• _EXERCISE OBJECTIVE_:
Reproduce the listing below without any change.

• _EXTRACTED MATERIAL_:
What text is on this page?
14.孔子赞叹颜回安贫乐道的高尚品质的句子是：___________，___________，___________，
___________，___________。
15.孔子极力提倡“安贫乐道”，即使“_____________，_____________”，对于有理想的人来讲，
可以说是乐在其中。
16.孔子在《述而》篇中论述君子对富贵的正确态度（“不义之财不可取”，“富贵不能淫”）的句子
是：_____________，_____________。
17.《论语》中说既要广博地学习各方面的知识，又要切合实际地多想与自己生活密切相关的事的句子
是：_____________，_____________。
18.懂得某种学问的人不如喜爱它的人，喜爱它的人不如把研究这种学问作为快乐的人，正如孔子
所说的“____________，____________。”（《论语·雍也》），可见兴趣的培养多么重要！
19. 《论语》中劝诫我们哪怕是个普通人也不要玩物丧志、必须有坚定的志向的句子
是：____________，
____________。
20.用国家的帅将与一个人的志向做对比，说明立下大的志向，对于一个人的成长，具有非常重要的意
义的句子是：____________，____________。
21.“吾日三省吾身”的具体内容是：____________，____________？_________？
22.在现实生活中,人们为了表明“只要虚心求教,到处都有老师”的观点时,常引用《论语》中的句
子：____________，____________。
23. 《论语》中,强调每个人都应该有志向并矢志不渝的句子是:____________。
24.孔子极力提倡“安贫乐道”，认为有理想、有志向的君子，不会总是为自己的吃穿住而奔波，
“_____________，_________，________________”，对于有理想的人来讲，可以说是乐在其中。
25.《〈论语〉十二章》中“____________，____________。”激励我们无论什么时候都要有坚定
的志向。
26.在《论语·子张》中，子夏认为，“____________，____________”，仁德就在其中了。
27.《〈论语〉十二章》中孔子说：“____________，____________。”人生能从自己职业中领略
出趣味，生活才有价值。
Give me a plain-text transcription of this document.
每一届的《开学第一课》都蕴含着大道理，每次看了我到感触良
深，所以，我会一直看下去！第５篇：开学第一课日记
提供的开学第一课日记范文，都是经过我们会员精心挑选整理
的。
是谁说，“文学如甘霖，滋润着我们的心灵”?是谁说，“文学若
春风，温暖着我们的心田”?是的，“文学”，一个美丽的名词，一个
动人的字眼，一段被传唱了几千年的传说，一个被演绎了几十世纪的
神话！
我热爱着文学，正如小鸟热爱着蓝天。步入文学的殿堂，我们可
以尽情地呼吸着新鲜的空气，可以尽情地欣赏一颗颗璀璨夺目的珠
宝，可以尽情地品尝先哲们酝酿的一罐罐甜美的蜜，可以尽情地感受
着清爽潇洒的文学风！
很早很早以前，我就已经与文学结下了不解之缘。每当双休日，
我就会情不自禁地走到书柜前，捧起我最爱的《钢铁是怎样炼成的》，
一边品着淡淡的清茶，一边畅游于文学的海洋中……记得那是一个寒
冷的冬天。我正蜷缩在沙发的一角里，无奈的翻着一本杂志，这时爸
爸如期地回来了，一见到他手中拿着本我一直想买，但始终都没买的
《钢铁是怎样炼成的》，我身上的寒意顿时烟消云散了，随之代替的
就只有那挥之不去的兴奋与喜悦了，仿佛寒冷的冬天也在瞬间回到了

• _TASK OUTPUT_:
What text is on this page?
14.孔子赞叹颜回安贫乐道的高尚品质的句子是：___________，___________，___________，
___________，___________。
15.孔子极力提倡“安贫乐道”，即使“_____________，_____________”，对于有理想的人来讲，
可以说是乐在其中。
16.孔子在《述而》篇中论述君子对富贵的正确态度（“不义之财不可取”，“富贵不能淫”）的句子
是：_____________，_____________。
17.《论语》中说既要广博地学习各方面的知识，又要切合实际地多想与自己生活密切相关的事的句子
是：_____________，_____________。
18.懂得某种学问的人不如喜爱它的人，喜爱它的人不如把研究这种学问作为快乐的人，正如孔子
所说的“____________，____________。”（《论语·雍也》），可见兴趣的培养多么重要！
19. 《论语》中劝诫我们哪怕是个普通人也不要玩物丧志、必须有坚定的志向的句子
是：____________，
____________。
20.用国家的帅将与一个人的志向做对比，说明立下大的志向，对于一个人的成长，具有非常重要的意
义的句子是：____________，____________。
21.“吾日三省吾身”的具体内容是：____________，____________？_________？
22.在现实生活中,人们为了表明“只要虚心求教,到处都有老师”的观点时,常引用《论语》中的句
子：____________，____________。
23. 《论语》中,强调每个人都应该有志向并矢志不渝的句子是:____________。
24.孔子极力提倡“安贫乐道”，认为有理想、有志向的君子，不会总是为自己的吃穿住而奔波，
“_____________，_________，________________”，对于有理想的人来讲，可以说是乐在其中。
25.《〈论语〉十二章》中“____________，____________。”激励我们无论什么时候都要有坚定
的志向。
26.在《论语·子张》中，子夏认为，“____________，____________”，仁德就在其中了。
27.《〈论语〉十二章》中孔子说：“____________，____________。”人生能从自己职业中领略
出趣味，生活才有价值。
Give me a plain-text transcription of this document.
每一届的《开学第一课》都蕴含着大道理，每次看了我到感触良
深，所以，我会一直看下去！第５篇：开学第一课日记
提供的开学第一课日记范文，都是经过我们会员精心挑选整理
的。
是谁说，“文学如甘霖，滋润着我们的心灵”?是谁说，“文学若
春风，温暖着我们的心田”?是的，“文学”，一个美丽的名词，一个
动人的字眼，一段被传唱了几千年的传说，一个被演绎了几十世纪的
神话！
我热爱着文学，正如小鸟热爱着蓝天。步入文学的殿堂，我们可
以尽情地呼吸着新鲜的空气，可以尽情地欣赏一颗颗璀璨夺目的珠
宝，可以尽情地品尝先哲们酝酿的一罐罐甜美的蜜，可以尽情地感受
着清爽潇洒的文学风！
很早很早以前，我就已经与文学结下了不解之缘。每当双休日，
我就会情不自禁地走到书柜前，捧起我最爱的《钢铁是怎样炼成的》，
一边品着淡淡的清茶，一边畅游于文学的海洋中……记得那是一个寒
冷的冬天。我正蜷缩在沙发的一角里，无奈的翻着一本杂志，这时爸
爸如期地回来了，一见到他手中拿着本我一直想买，但始终都没买的
《钢铁是怎样炼成的》，我身上的寒意顿时烟消云散了，随之代替的
就只有那挥之不去的兴奋与喜悦了，仿佛寒冷的冬天也在瞬间回到了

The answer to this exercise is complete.